▸ **WORK TO BE COMPLETED**:
An exact copy of every record is needed.

Recorded data

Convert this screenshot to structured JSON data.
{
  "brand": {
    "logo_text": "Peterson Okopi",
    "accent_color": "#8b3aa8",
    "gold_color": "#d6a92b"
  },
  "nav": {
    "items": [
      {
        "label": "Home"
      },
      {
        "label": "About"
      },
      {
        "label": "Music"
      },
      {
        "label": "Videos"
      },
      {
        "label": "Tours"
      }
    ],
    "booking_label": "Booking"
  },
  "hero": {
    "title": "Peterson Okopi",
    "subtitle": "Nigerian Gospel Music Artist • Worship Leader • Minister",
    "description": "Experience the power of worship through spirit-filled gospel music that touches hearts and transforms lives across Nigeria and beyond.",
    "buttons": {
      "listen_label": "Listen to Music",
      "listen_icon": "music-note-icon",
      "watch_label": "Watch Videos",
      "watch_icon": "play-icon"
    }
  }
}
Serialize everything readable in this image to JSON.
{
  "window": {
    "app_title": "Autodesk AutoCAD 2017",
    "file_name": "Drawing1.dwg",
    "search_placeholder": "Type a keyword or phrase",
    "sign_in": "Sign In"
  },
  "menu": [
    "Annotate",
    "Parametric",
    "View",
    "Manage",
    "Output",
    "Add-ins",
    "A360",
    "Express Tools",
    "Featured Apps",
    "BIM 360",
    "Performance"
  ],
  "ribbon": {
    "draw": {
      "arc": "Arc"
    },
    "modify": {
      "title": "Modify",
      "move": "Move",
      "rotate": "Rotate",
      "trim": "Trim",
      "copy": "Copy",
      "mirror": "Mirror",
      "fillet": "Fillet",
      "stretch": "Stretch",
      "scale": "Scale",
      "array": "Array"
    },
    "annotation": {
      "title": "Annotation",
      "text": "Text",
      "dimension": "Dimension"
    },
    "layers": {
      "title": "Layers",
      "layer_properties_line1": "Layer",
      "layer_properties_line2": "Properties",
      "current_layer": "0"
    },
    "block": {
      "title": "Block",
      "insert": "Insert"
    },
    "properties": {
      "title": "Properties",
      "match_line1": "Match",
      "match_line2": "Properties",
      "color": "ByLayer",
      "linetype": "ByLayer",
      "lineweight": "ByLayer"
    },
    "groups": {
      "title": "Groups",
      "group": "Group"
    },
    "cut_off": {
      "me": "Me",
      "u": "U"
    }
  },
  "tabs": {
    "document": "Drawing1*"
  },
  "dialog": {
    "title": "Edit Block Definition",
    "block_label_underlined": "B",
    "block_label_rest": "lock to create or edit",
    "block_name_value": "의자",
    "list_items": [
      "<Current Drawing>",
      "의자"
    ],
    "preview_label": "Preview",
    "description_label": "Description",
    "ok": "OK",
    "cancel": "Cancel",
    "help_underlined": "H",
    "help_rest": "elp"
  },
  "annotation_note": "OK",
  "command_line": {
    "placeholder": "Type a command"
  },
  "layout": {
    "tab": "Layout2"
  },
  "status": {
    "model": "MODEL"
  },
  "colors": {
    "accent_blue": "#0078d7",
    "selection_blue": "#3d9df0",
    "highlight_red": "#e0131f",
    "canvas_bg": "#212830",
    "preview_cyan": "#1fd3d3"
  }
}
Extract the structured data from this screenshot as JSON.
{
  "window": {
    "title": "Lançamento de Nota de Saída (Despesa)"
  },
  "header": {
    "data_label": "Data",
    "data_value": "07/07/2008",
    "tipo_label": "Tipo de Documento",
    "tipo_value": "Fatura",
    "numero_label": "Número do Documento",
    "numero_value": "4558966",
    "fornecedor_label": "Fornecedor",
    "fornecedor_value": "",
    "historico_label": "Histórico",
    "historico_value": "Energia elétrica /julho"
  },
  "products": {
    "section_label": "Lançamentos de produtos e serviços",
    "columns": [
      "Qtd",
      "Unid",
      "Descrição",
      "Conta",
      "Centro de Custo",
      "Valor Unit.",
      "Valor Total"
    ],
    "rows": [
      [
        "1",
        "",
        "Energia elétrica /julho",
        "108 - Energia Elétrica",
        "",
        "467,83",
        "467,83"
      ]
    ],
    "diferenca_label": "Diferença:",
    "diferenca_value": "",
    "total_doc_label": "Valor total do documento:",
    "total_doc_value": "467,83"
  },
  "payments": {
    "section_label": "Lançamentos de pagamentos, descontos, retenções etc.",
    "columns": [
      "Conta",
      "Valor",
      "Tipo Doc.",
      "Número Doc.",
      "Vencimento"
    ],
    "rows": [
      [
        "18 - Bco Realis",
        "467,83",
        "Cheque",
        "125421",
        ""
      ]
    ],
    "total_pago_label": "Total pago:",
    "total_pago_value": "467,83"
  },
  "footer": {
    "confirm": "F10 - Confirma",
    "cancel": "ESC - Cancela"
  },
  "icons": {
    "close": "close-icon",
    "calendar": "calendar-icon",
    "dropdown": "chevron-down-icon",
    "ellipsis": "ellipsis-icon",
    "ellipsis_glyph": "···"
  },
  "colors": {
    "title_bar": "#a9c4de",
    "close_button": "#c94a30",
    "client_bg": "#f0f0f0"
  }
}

▸ **EXERCISE RESPONSE**:
Convert this screenshot to structured JSON data.
{
  "brand": {
    "logo_text": "Peterson Okopi",
    "accent_color": "#8b3aa8",
    "gold_color": "#d6a92b"
  },
  "nav": {
    "items": [
      {
        "label": "Home"
      },
      {
        "label": "About"
      },
      {
        "label": "Music"
      },
      {
        "label": "Videos"
      },
      {
        "label": "Tours"
      }
    ],
    "booking_label": "Booking"
  },
  "hero": {
    "title": "Peterson Okopi",
    "subtitle": "Nigerian Gospel Music Artist • Worship Leader • Minister",
    "description": "Experience the power of worship through spirit-filled gospel music that touches hearts and transforms lives across Nigeria and beyond.",
    "buttons": {
      "listen_label": "Listen to Music",
      "listen_icon": "music-note-icon",
      "watch_label": "Watch Videos",
      "watch_icon": "play-icon"
    }
  }
}
Serialize everything readable in this image to JSON.
{
  "window": {
    "app_title": "Autodesk AutoCAD 2017",
    "file_name": "Drawing1.dwg",
    "search_placeholder": "Type a keyword or phrase",
    "sign_in": "Sign In"
  },
  "menu": [
    "Annotate",
    "Parametric",
    "View",
    "Manage",
    "Output",
    "Add-ins",
    "A360",
    "Express Tools",
    "Featured Apps",
    "BIM 360",
    "Performance"
  ],
  "ribbon": {
    "draw": {
      "arc": "Arc"
    },
    "modify": {
      "title": "Modify",
      "move": "Move",
      "rotate": "Rotate",
      "trim": "Trim",
      "copy": "Copy",
      "mirror": "Mirror",
      "fillet": "Fillet",
      "stretch": "Stretch",
      "scale": "Scale",
      "array": "Array"
    },
    "annotation": {
      "title": "Annotation",
      "text": "Text",
      "dimension": "Dimension"
    },
    "layers": {
      "title": "Layers",
      "layer_properties_line1": "Layer",
      "layer_properties_line2": "Properties",
      "current_layer": "0"
    },
    "block": {
      "title": "Block",
      "insert": "Insert"
    },
    "properties": {
      "title": "Properties",
      "match_line1": "Match",
      "match_line2": "Properties",
      "color": "ByLayer",
      "linetype": "ByLayer",
      "lineweight": "ByLayer"
    },
    "groups": {
      "title": "Groups",
      "group": "Group"
    },
    "cut_off": {
      "me": "Me",
      "u": "U"
    }
  },
  "tabs": {
    "document": "Drawing1*"
  },
  "dialog": {
    "title": "Edit Block Definition",
    "block_label_underlined": "B",
    "block_label_rest": "lock to create or edit",
    "block_name_value": "의자",
    "list_items": [
      "<Current Drawing>",
      "의자"
    ],
    "preview_label": "Preview",
    "description_label": "Description",
    "ok": "OK",
    "cancel": "Cancel",
    "help_underlined": "H",
    "help_rest": "elp"
  },
  "annotation_note": "OK",
  "command_line": {
    "placeholder": "Type a command"
  },
  "layout": {
    "tab": "Layout2"
  },
  "status": {
    "model": "MODEL"
  },
  "colors": {
    "accent_blue": "#0078d7",
    "selection_blue": "#3d9df0",
    "highlight_red": "#e0131f",
    "canvas_bg": "#212830",
    "preview_cyan": "#1fd3d3"
  }
}
Extract the structured data from this screenshot as JSON.
{
  "window": {
    "title": "Lançamento de Nota de Saída (Despesa)"
  },
  "header": {
    "data_label": "Data",
    "data_value": "07/07/2008",
    "tipo_label": "Tipo de Documento",
    "tipo_value": "Fatura",
    "numero_label": "Número do Documento",
    "numero_value": "4558966",
    "fornecedor_label": "Fornecedor",
    "fornecedor_value": "",
    "historico_label": "Histórico",
    "historico_value": "Energia elétrica /julho"
  },
  "products": {
    "section_label": "Lançamentos de produtos e serviços",
    "columns": [
      "Qtd",
      "Unid",
      "Descrição",
      "Conta",
      "Centro de Custo",
      "Valor Unit.",
      "Valor Total"
    ],
    "rows": [
      [
        "1",
        "",
        "Energia elétrica /julho",
        "108 - Energia Elétrica",
        "",
        "467,83",
        "467,83"
      ]
    ],
    "diferenca_label": "Diferença:",
    "diferenca_value": "",
    "total_doc_label": "Valor total do documento:",
    "total_doc_value": "467,83"
  },
  "payments": {
    "section_label": "Lançamentos de pagamentos, descontos, retenções etc.",
    "columns": [
      "Conta",
      "Valor",
      "Tipo Doc.",
      "Número Doc.",
      "Vencimento"
    ],
    "rows": [
      [
        "18 - Bco Realis",
        "467,83",
        "Cheque",
        "125421",
        ""
      ]
    ],
    "total_pago_label": "Total pago:",
    "total_pago_value": "467,83"
  },
  "footer": {
    "confirm": "F10 - Confirma",
    "cancel": "ESC - Cancela"
  },
  "icons": {
    "close": "close-icon",
    "calendar": "calendar-icon",
    "dropdown": "chevron-down-icon",
    "ellipsis": "ellipsis-icon",
    "ellipsis_glyph": "···"
  },
  "colors": {
    "title_bar": "#a9c4de",
    "close_button": "#c94a30",
    "client_bg": "#f0f0f0"
  }
}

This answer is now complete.